What is being asked
Every line that includes the word "document" is to be listed.

Task material
▽
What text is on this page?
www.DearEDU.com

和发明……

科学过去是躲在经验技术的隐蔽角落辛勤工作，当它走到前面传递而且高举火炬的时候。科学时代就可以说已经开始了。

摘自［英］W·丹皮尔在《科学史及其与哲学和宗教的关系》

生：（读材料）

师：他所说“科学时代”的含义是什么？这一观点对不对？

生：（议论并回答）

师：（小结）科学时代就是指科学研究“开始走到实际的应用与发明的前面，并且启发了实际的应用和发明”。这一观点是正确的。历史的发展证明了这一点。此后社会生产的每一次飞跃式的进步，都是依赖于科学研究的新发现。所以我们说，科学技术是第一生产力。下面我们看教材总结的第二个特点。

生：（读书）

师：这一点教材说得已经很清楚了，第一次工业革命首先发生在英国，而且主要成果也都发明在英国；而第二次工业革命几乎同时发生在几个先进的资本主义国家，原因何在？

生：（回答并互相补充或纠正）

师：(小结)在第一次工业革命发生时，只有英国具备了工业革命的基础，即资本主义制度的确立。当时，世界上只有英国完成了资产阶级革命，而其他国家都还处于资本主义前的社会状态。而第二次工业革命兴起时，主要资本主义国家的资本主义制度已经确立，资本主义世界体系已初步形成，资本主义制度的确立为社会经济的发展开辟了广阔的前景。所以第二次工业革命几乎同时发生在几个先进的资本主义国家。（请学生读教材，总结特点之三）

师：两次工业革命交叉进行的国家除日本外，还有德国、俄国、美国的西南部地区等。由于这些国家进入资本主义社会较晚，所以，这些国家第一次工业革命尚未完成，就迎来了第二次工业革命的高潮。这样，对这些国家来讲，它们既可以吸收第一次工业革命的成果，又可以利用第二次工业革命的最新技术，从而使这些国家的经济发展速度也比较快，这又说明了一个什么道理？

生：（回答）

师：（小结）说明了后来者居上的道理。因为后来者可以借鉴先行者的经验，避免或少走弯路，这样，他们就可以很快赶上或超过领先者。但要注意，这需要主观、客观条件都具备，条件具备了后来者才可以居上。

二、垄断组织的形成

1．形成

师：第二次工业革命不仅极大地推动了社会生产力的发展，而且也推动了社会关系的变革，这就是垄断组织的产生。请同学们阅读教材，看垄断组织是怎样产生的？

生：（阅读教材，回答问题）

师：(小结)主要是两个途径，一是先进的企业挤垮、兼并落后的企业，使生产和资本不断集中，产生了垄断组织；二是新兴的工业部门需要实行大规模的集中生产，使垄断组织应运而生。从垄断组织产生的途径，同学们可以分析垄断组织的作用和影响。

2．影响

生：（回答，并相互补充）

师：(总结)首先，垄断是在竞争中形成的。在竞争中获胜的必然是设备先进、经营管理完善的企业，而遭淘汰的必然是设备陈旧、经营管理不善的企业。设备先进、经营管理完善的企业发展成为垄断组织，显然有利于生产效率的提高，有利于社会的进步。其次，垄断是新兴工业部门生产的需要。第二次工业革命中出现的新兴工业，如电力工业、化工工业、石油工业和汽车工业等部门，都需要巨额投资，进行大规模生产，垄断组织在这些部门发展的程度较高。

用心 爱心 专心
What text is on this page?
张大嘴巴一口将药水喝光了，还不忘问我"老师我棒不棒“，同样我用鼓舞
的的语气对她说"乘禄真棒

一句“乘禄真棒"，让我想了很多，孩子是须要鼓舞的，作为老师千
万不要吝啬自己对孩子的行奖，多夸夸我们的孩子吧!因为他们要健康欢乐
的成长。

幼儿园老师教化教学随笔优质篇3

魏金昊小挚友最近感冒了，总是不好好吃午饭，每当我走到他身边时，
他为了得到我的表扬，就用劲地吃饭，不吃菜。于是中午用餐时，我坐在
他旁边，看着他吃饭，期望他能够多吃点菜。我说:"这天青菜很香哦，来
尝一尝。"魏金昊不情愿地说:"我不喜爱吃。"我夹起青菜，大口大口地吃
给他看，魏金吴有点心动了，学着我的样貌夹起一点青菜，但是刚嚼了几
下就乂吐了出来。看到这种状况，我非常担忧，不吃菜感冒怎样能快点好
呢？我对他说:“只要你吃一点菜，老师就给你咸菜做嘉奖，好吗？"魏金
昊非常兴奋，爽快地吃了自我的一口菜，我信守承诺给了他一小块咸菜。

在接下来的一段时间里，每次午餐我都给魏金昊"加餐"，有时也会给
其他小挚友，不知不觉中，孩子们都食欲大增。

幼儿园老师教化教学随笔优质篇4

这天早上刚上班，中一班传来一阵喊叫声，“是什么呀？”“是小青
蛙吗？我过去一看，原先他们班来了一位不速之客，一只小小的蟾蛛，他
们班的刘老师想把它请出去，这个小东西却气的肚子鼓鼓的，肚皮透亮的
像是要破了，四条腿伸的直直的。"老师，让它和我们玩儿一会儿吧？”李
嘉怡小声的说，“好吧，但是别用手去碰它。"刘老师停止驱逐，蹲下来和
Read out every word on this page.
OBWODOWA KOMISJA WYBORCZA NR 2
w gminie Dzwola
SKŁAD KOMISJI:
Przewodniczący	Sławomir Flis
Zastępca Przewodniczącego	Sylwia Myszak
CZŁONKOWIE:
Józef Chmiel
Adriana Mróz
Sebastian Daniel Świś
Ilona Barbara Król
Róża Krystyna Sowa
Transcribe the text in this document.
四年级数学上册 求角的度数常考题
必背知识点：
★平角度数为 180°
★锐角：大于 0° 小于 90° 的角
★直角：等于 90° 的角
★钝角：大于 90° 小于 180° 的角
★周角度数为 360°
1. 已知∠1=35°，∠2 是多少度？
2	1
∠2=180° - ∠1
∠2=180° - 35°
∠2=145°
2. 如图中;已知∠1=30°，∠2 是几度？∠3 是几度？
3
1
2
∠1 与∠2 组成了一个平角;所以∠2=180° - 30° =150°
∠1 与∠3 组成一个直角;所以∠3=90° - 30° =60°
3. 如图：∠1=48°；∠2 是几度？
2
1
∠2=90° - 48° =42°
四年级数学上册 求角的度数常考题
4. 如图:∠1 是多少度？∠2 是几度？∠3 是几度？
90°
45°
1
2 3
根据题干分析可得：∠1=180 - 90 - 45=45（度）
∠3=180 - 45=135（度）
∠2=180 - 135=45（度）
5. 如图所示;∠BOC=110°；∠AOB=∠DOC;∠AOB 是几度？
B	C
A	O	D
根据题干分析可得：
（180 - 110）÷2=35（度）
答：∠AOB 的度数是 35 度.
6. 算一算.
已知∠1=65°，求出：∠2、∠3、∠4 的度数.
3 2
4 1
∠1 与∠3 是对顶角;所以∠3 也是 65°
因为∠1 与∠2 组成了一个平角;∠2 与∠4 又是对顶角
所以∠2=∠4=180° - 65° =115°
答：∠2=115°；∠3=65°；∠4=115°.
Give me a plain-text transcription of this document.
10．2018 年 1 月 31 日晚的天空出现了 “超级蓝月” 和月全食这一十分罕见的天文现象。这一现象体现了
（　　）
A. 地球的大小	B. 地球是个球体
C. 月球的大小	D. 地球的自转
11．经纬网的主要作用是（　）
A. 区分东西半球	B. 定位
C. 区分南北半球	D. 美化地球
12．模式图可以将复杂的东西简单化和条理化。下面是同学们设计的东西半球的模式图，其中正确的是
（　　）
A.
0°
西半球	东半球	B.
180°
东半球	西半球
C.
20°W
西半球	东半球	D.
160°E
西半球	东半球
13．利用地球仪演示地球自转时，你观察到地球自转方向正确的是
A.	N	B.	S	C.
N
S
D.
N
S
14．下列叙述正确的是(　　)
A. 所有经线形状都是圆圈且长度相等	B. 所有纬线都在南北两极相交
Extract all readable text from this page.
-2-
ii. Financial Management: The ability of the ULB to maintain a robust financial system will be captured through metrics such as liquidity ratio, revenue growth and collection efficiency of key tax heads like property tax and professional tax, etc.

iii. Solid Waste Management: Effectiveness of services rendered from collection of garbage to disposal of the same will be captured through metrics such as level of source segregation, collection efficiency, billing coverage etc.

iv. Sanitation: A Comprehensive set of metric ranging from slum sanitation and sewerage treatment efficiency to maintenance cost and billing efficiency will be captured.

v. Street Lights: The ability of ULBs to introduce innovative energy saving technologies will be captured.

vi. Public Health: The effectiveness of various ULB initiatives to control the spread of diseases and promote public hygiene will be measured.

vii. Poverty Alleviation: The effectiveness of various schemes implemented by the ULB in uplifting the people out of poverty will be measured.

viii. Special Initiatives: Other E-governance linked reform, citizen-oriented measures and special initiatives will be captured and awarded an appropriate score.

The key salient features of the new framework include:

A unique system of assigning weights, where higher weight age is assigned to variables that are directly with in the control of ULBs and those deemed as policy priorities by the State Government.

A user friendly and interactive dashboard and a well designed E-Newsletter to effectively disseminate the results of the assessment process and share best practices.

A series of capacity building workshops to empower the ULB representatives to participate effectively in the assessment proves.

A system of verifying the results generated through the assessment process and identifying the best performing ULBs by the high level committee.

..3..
△
Exercise output
Transcribe the text in this document.
Give me a plain-text transcription of this document.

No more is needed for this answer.